[Data extracted from a collection]
________________________________________
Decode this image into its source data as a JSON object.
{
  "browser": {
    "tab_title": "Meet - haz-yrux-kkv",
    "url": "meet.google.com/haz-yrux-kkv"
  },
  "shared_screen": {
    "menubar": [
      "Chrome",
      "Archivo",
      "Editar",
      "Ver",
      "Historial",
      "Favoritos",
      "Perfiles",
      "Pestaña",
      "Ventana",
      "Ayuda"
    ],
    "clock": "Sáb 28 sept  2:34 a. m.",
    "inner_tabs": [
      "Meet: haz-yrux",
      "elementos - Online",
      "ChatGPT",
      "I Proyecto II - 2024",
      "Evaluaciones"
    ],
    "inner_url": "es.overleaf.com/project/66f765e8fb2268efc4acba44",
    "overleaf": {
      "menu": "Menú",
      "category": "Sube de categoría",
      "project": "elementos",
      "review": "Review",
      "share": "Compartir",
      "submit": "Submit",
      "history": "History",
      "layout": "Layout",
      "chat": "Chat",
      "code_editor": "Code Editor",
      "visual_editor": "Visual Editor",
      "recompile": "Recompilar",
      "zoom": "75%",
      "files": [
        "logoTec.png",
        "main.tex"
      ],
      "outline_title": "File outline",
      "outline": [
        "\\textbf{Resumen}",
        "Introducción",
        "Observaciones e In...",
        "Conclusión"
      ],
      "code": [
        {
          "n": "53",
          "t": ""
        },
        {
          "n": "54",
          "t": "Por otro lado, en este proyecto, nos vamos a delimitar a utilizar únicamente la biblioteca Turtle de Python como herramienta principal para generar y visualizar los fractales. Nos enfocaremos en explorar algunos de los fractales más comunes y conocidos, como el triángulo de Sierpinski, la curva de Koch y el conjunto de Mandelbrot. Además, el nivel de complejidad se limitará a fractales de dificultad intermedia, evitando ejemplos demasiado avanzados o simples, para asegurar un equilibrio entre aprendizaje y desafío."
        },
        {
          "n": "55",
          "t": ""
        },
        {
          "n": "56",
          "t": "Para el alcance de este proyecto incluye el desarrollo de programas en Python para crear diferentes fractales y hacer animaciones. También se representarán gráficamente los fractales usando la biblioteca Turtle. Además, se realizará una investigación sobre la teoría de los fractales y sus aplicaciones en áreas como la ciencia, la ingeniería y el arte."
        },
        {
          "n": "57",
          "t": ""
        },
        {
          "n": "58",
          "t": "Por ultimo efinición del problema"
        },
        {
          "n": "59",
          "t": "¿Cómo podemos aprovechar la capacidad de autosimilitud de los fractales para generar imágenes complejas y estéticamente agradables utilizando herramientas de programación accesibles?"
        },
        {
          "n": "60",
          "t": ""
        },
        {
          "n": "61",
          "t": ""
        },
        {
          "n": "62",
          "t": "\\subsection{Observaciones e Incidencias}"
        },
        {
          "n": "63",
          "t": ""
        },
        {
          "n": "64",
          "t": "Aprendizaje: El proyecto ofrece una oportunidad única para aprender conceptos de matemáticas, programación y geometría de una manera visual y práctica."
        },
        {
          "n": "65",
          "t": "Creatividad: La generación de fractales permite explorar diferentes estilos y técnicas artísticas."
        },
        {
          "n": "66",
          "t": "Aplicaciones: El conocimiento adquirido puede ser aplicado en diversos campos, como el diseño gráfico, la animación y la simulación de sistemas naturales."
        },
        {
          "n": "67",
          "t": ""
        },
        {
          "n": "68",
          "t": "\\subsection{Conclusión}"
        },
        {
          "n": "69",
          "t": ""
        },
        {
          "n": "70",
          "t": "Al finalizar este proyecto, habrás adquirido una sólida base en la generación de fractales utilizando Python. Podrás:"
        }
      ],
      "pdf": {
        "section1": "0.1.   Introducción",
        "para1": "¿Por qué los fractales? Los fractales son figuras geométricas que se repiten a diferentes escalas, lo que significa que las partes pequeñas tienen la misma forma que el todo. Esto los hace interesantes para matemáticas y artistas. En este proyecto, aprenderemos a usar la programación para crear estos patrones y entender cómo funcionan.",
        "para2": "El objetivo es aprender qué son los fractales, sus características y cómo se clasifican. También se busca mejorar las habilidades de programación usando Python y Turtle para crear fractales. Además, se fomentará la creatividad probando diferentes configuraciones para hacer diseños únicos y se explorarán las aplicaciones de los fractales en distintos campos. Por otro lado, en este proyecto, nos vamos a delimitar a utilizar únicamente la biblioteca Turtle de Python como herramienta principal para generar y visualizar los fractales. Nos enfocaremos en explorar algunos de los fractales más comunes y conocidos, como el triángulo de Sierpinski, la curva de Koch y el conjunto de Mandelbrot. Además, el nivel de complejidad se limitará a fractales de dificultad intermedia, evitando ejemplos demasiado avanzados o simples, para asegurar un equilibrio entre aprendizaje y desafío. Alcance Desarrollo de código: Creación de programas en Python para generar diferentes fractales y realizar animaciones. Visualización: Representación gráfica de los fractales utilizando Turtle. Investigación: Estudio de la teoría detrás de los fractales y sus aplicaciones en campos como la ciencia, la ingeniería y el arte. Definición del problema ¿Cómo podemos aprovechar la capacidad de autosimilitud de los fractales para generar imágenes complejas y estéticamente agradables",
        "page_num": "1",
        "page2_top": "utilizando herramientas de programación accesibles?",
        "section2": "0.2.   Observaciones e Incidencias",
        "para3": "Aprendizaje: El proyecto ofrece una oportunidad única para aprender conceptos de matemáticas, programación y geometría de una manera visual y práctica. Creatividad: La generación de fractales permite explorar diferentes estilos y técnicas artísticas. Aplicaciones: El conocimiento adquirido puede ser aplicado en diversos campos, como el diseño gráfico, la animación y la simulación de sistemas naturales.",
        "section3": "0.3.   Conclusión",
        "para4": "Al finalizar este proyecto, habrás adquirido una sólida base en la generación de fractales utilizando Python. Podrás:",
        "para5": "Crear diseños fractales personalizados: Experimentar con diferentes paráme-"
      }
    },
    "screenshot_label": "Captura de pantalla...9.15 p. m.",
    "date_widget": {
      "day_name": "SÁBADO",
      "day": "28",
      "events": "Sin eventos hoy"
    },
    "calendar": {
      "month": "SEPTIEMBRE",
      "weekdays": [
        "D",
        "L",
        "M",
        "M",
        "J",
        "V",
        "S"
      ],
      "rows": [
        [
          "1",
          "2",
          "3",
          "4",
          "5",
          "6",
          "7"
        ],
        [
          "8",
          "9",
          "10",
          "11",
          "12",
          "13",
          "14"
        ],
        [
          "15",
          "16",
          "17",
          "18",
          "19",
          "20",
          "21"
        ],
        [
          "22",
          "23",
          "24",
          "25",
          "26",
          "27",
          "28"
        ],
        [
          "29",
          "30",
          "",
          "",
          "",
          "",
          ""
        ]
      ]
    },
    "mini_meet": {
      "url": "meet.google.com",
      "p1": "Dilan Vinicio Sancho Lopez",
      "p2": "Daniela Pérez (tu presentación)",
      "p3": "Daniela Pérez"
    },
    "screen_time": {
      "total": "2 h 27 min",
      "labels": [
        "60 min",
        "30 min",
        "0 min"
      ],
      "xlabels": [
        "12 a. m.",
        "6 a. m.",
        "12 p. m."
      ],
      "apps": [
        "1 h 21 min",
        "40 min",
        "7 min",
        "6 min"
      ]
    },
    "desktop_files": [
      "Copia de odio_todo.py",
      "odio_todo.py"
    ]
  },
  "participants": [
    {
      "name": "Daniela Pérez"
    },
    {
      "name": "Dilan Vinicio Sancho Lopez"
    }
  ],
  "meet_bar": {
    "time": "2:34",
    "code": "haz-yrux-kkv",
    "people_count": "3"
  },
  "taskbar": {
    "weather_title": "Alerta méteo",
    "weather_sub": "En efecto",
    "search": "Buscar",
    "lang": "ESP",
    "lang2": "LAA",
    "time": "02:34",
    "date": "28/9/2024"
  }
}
________________________________________
## Problem requirements
Your answer should consist only of the count of lines in the data that contain "Lopez".

## Answer area
2